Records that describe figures
— Begin —
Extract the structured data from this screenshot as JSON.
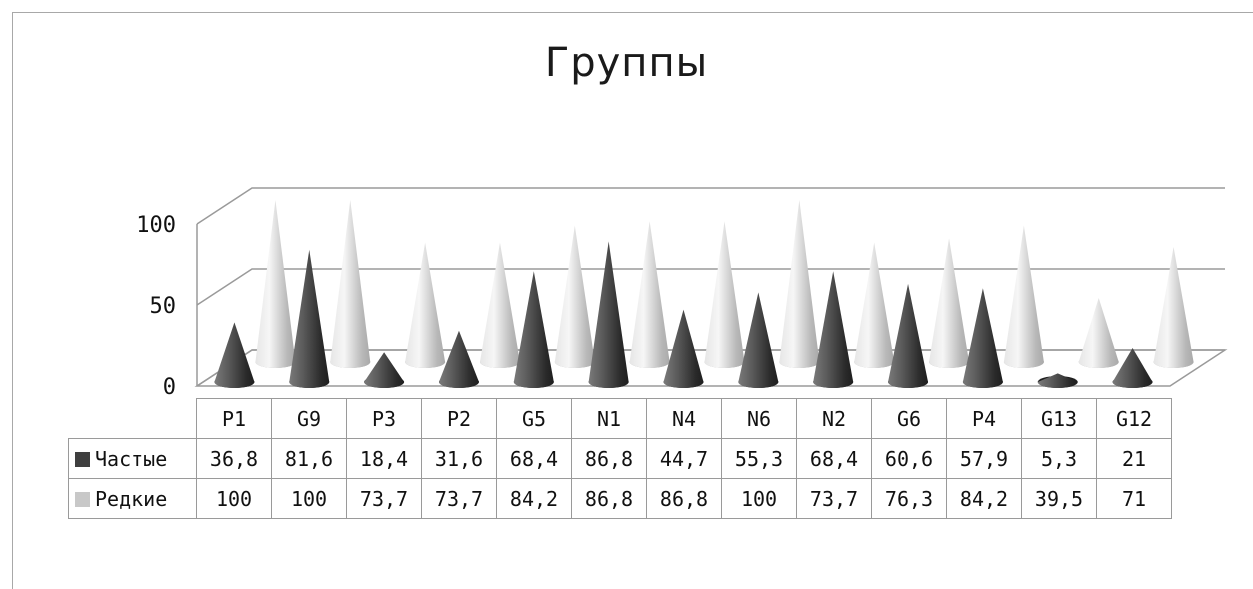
{
  "chart_data": {
    "type": "bar",
    "title": "Группы",
    "categories": [
      "P1",
      "G9",
      "P3",
      "P2",
      "G5",
      "N1",
      "N4",
      "N6",
      "N2",
      "G6",
      "P4",
      "G13",
      "G12"
    ],
    "series": [
      {
        "name": "Частые",
        "values": [
          36.8,
          81.6,
          18.4,
          31.6,
          68.4,
          86.8,
          44.7,
          55.3,
          68.4,
          60.6,
          57.9,
          5.3,
          21
        ],
        "labels": [
          "36,8",
          "81,6",
          "18,4",
          "31,6",
          "68,4",
          "86,8",
          "44,7",
          "55,3",
          "68,4",
          "60,6",
          "57,9",
          "5,3",
          "21"
        ],
        "color": "#3f3f3f"
      },
      {
        "name": "Редкие",
        "values": [
          100,
          100,
          73.7,
          73.7,
          84.2,
          86.8,
          86.8,
          100,
          73.7,
          76.3,
          84.2,
          39.5,
          71
        ],
        "labels": [
          "100",
          "100",
          "73,7",
          "73,7",
          "84,2",
          "86,8",
          "86,8",
          "100",
          "73,7",
          "76,3",
          "84,2",
          "39,5",
          "71"
        ],
        "color": "#c8c8c8"
      }
    ],
    "yticks": [
      "0",
      "50",
      "100"
    ],
    "ylim": [
      0,
      100
    ],
    "shape": "cone",
    "grid": true,
    "legend": "data-table"
  }
}
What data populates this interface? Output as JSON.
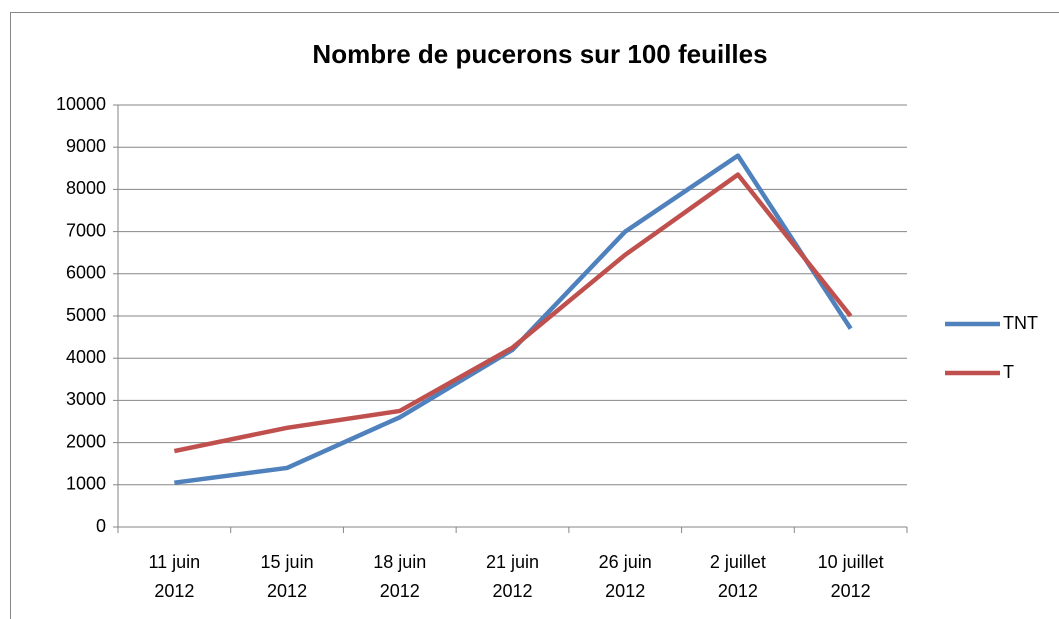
{
  "chart_data": {
    "type": "line",
    "title": "Nombre de pucerons sur 100 feuilles",
    "categories": [
      "11 juin 2012",
      "15 juin 2012",
      "18 juin 2012",
      "21 juin 2012",
      "26 juin 2012",
      "2 juillet 2012",
      "10 juillet 2012"
    ],
    "series": [
      {
        "name": "TNT",
        "color": "#4f81bd",
        "values": [
          1050,
          1400,
          2600,
          4200,
          7000,
          8800,
          4700
        ]
      },
      {
        "name": "T",
        "color": "#c0504d",
        "values": [
          1800,
          2350,
          2750,
          4250,
          6450,
          8350,
          5000
        ]
      }
    ],
    "ylim": [
      0,
      10000
    ],
    "yticks": [
      0,
      1000,
      2000,
      3000,
      4000,
      5000,
      6000,
      7000,
      8000,
      9000,
      10000
    ],
    "grid": true,
    "legend": "right"
  }
}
— End —
The string "juin" may appear in lines of the listing above; tally those lines and give the number only.

:: REPLY ::
5